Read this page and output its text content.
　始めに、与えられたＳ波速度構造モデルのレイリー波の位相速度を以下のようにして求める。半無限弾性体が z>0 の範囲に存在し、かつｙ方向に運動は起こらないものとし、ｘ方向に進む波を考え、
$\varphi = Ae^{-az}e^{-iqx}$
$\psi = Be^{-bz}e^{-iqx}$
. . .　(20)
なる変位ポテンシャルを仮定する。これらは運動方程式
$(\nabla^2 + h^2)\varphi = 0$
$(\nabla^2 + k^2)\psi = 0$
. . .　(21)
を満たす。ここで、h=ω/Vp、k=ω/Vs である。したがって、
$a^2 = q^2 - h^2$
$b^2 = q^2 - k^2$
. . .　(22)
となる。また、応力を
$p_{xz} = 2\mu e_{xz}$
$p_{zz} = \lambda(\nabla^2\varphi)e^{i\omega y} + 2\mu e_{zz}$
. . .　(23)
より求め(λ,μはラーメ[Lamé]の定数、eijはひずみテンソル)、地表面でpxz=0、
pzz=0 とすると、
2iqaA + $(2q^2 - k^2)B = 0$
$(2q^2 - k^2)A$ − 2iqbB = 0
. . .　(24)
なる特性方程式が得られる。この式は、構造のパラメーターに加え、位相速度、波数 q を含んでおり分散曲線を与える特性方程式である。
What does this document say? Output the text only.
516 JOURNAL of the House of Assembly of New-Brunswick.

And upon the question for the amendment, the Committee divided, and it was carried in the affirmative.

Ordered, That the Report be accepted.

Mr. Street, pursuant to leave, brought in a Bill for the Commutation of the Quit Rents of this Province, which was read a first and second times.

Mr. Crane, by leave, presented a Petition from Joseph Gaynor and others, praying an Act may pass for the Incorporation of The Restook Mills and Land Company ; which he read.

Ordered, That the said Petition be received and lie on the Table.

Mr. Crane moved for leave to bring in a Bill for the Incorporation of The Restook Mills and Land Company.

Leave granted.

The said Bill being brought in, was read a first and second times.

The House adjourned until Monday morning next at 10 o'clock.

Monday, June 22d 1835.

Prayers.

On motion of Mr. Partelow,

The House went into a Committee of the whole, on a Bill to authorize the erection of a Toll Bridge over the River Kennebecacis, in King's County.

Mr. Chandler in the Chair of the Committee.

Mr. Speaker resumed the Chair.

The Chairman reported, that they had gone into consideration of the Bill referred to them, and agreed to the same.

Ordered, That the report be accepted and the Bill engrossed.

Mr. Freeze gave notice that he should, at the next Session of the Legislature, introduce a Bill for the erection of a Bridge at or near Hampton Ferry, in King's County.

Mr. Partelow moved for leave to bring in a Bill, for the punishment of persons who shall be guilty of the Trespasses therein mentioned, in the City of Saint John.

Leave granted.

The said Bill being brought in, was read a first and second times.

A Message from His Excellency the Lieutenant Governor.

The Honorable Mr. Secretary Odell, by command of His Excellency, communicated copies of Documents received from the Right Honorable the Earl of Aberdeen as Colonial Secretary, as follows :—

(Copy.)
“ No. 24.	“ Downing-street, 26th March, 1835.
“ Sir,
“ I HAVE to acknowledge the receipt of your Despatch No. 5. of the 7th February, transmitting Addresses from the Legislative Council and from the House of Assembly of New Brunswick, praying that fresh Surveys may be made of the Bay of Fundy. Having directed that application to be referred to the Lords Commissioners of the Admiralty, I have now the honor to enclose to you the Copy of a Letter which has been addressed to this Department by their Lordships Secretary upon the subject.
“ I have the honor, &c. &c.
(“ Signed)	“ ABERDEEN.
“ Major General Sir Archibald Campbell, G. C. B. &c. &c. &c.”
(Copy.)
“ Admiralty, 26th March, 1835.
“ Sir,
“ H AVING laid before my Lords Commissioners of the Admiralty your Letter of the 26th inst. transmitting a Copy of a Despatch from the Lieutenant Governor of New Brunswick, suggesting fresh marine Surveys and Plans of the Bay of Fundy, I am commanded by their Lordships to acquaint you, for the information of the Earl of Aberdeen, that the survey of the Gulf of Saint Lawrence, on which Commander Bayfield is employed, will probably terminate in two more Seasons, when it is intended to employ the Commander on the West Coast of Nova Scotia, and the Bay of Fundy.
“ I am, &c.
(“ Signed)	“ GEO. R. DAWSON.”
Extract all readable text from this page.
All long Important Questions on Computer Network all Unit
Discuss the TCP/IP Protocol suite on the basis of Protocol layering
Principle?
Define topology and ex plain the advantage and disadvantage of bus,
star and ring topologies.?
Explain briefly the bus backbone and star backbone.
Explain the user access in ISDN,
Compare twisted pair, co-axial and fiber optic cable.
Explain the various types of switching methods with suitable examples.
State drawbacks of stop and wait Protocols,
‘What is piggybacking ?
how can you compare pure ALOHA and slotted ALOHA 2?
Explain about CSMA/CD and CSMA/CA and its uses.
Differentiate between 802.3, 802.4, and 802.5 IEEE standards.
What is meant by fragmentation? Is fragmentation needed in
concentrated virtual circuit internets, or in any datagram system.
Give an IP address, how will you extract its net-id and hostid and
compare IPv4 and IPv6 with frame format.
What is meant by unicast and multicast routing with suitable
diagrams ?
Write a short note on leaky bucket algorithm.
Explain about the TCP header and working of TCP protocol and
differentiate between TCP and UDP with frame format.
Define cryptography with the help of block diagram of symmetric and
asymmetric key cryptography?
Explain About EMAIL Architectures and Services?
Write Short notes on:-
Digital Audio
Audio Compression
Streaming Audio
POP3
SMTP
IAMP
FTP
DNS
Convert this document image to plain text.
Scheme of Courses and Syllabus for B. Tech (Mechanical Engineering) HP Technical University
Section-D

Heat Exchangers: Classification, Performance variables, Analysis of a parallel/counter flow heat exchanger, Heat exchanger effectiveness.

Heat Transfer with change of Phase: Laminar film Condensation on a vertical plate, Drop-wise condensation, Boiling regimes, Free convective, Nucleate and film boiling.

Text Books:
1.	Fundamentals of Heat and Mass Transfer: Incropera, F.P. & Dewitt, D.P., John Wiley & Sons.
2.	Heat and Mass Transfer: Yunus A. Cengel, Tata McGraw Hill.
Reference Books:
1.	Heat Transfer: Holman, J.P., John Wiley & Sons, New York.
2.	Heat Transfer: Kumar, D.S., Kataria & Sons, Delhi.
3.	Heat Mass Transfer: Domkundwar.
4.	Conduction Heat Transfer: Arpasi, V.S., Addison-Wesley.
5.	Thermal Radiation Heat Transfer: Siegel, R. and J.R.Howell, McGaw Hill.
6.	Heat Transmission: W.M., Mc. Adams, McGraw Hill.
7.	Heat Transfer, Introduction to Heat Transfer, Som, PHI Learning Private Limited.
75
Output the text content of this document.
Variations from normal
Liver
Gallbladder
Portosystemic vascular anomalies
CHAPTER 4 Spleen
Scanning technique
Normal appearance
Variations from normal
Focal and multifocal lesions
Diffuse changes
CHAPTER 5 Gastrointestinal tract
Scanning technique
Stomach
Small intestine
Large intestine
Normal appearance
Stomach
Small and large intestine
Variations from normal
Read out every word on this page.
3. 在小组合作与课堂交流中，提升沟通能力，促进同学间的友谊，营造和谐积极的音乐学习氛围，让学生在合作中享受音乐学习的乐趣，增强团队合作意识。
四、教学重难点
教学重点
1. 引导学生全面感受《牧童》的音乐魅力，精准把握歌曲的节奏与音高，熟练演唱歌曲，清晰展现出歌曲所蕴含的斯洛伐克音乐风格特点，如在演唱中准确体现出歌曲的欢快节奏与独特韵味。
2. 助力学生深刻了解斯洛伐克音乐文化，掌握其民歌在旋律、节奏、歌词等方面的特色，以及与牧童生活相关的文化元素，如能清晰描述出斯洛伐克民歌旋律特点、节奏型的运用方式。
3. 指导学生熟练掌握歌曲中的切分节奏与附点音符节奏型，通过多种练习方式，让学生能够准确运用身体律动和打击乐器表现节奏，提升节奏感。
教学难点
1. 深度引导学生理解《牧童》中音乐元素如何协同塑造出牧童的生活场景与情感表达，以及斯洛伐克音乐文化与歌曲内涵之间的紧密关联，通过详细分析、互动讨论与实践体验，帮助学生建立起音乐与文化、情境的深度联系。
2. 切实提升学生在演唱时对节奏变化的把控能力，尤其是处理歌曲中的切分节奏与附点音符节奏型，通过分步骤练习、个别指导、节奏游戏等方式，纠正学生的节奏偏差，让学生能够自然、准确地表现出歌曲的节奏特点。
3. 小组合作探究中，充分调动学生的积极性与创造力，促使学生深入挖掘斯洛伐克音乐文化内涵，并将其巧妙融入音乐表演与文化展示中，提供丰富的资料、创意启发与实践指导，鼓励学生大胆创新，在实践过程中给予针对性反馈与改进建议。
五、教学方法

---*---

* _Work instructions_: Your answer should consist only of the lines from the one with "Convert this document image to plain text." through the end of the data above, reproduced exactly.

* _Task output_:
Convert this document image to plain text.
Scheme of Courses and Syllabus for B. Tech (Mechanical Engineering) HP Technical University
Section-D

Heat Exchangers: Classification, Performance variables, Analysis of a parallel/counter flow heat exchanger, Heat exchanger effectiveness.

Heat Transfer with change of Phase: Laminar film Condensation on a vertical plate, Drop-wise condensation, Boiling regimes, Free convective, Nucleate and film boiling.

Text Books:
1.	Fundamentals of Heat and Mass Transfer: Incropera, F.P. & Dewitt, D.P., John Wiley & Sons.
2.	Heat and Mass Transfer: Yunus A. Cengel, Tata McGraw Hill.
Reference Books:
1.	Heat Transfer: Holman, J.P., John Wiley & Sons, New York.
2.	Heat Transfer: Kumar, D.S., Kataria & Sons, Delhi.
3.	Heat Mass Transfer: Domkundwar.
4.	Conduction Heat Transfer: Arpasi, V.S., Addison-Wesley.
5.	Thermal Radiation Heat Transfer: Siegel, R. and J.R.Howell, McGaw Hill.
6.	Heat Transmission: W.M., Mc. Adams, McGraw Hill.
7.	Heat Transfer, Introduction to Heat Transfer, Som, PHI Learning Private Limited.
75
Output the text content of this document.
Variations from normal
Liver
Gallbladder
Portosystemic vascular anomalies
CHAPTER 4 Spleen
Scanning technique
Normal appearance
Variations from normal
Focal and multifocal lesions
Diffuse changes
CHAPTER 5 Gastrointestinal tract
Scanning technique
Stomach
Small intestine
Large intestine
Normal appearance
Stomach
Small and large intestine
Variations from normal
Read out every word on this page.
3. 在小组合作与课堂交流中，提升沟通能力，促进同学间的友谊，营造和谐积极的音乐学习氛围，让学生在合作中享受音乐学习的乐趣，增强团队合作意识。
四、教学重难点
教学重点
1. 引导学生全面感受《牧童》的音乐魅力，精准把握歌曲的节奏与音高，熟练演唱歌曲，清晰展现出歌曲所蕴含的斯洛伐克音乐风格特点，如在演唱中准确体现出歌曲的欢快节奏与独特韵味。
2. 助力学生深刻了解斯洛伐克音乐文化，掌握其民歌在旋律、节奏、歌词等方面的特色，以及与牧童生活相关的文化元素，如能清晰描述出斯洛伐克民歌旋律特点、节奏型的运用方式。
3. 指导学生熟练掌握歌曲中的切分节奏与附点音符节奏型，通过多种练习方式，让学生能够准确运用身体律动和打击乐器表现节奏，提升节奏感。
教学难点
1. 深度引导学生理解《牧童》中音乐元素如何协同塑造出牧童的生活场景与情感表达，以及斯洛伐克音乐文化与歌曲内涵之间的紧密关联，通过详细分析、互动讨论与实践体验，帮助学生建立起音乐与文化、情境的深度联系。
2. 切实提升学生在演唱时对节奏变化的把控能力，尤其是处理歌曲中的切分节奏与附点音符节奏型，通过分步骤练习、个别指导、节奏游戏等方式，纠正学生的节奏偏差，让学生能够自然、准确地表现出歌曲的节奏特点。
3. 小组合作探究中，充分调动学生的积极性与创造力，促使学生深入挖掘斯洛伐克音乐文化内涵，并将其巧妙融入音乐表演与文化展示中，提供丰富的资料、创意启发与实践指导，鼓励学生大胆创新，在实践过程中给予针对性反馈与改进建议。
五、教学方法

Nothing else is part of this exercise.